__SOURCE RECORDS__:
........
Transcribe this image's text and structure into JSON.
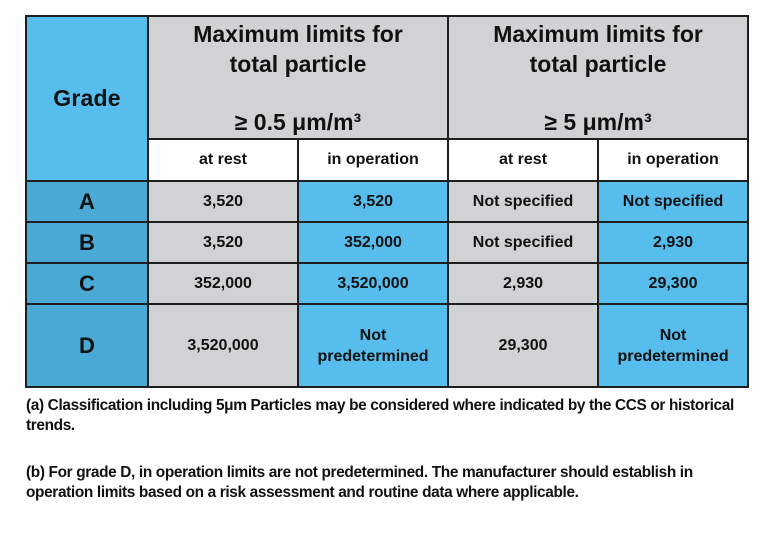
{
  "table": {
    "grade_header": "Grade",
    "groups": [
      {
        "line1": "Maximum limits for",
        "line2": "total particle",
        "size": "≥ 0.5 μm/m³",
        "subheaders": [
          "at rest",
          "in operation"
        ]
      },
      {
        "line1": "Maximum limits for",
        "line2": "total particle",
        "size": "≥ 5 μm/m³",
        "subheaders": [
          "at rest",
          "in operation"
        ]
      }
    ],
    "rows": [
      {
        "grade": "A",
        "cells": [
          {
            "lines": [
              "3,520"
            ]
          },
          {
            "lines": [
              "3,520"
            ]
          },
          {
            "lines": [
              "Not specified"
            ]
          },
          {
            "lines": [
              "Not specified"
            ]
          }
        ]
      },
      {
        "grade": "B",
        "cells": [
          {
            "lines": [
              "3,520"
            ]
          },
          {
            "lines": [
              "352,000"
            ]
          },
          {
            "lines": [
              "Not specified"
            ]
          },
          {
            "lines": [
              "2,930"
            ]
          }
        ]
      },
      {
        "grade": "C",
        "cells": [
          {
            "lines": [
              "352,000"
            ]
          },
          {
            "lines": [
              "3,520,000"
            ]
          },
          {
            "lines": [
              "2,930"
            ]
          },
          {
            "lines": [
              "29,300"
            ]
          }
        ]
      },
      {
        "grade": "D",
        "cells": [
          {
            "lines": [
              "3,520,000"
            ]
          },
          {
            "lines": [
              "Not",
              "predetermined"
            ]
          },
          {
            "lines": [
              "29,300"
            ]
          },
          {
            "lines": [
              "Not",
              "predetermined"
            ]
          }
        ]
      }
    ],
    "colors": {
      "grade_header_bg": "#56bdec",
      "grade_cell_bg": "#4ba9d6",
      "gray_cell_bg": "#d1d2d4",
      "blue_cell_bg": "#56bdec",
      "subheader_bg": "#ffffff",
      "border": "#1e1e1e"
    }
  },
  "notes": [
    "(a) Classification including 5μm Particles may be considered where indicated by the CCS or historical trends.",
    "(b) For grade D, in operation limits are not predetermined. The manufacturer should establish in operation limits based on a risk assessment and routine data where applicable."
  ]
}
........
__REQUIREMENT__:
Excluding the pictures, restate the records above word for word.

__TASK ANSWER__:
Transcribe this image's text and structure into JSON.
{
  "table": {
    "grade_header": "Grade",
    "groups": [
      {
        "line1": "Maximum limits for",
        "line2": "total particle",
        "size": "≥ 0.5 μm/m³",
        "subheaders": [
          "at rest",
          "in operation"
        ]
      },
      {
        "line1": "Maximum limits for",
        "line2": "total particle",
        "size": "≥ 5 μm/m³",
        "subheaders": [
          "at rest",
          "in operation"
        ]
      }
    ],
    "rows": [
      {
        "grade": "A",
        "cells": [
          {
            "lines": [
              "3,520"
            ]
          },
          {
            "lines": [
              "3,520"
            ]
          },
          {
            "lines": [
              "Not specified"
            ]
          },
          {
            "lines": [
              "Not specified"
            ]
          }
        ]
      },
      {
        "grade": "B",
        "cells": [
          {
            "lines": [
              "3,520"
            ]
          },
          {
            "lines": [
              "352,000"
            ]
          },
          {
            "lines": [
              "Not specified"
            ]
          },
          {
            "lines": [
              "2,930"
            ]
          }
        ]
      },
      {
        "grade": "C",
        "cells": [
          {
            "lines": [
              "352,000"
            ]
          },
          {
            "lines": [
              "3,520,000"
            ]
          },
          {
            "lines": [
              "2,930"
            ]
          },
          {
            "lines": [
              "29,300"
            ]
          }
        ]
      },
      {
        "grade": "D",
        "cells": [
          {
            "lines": [
              "3,520,000"
            ]
          },
          {
            "lines": [
              "Not",
              "predetermined"
            ]
          },
          {
            "lines": [
              "29,300"
            ]
          },
          {
            "lines": [
              "Not",
              "predetermined"
            ]
          }
        ]
      }
    ],
    "colors": {
      "grade_header_bg": "#56bdec",
      "grade_cell_bg": "#4ba9d6",
      "gray_cell_bg": "#d1d2d4",
      "blue_cell_bg": "#56bdec",
      "subheader_bg": "#ffffff",
      "border": "#1e1e1e"
    }
  },
  "notes": [
    "(a) Classification including 5μm Particles may be considered where indicated by the CCS or historical trends.",
    "(b) For grade D, in operation limits are not predetermined. The manufacturer should establish in operation limits based on a risk assessment and routine data where applicable."
  ]
}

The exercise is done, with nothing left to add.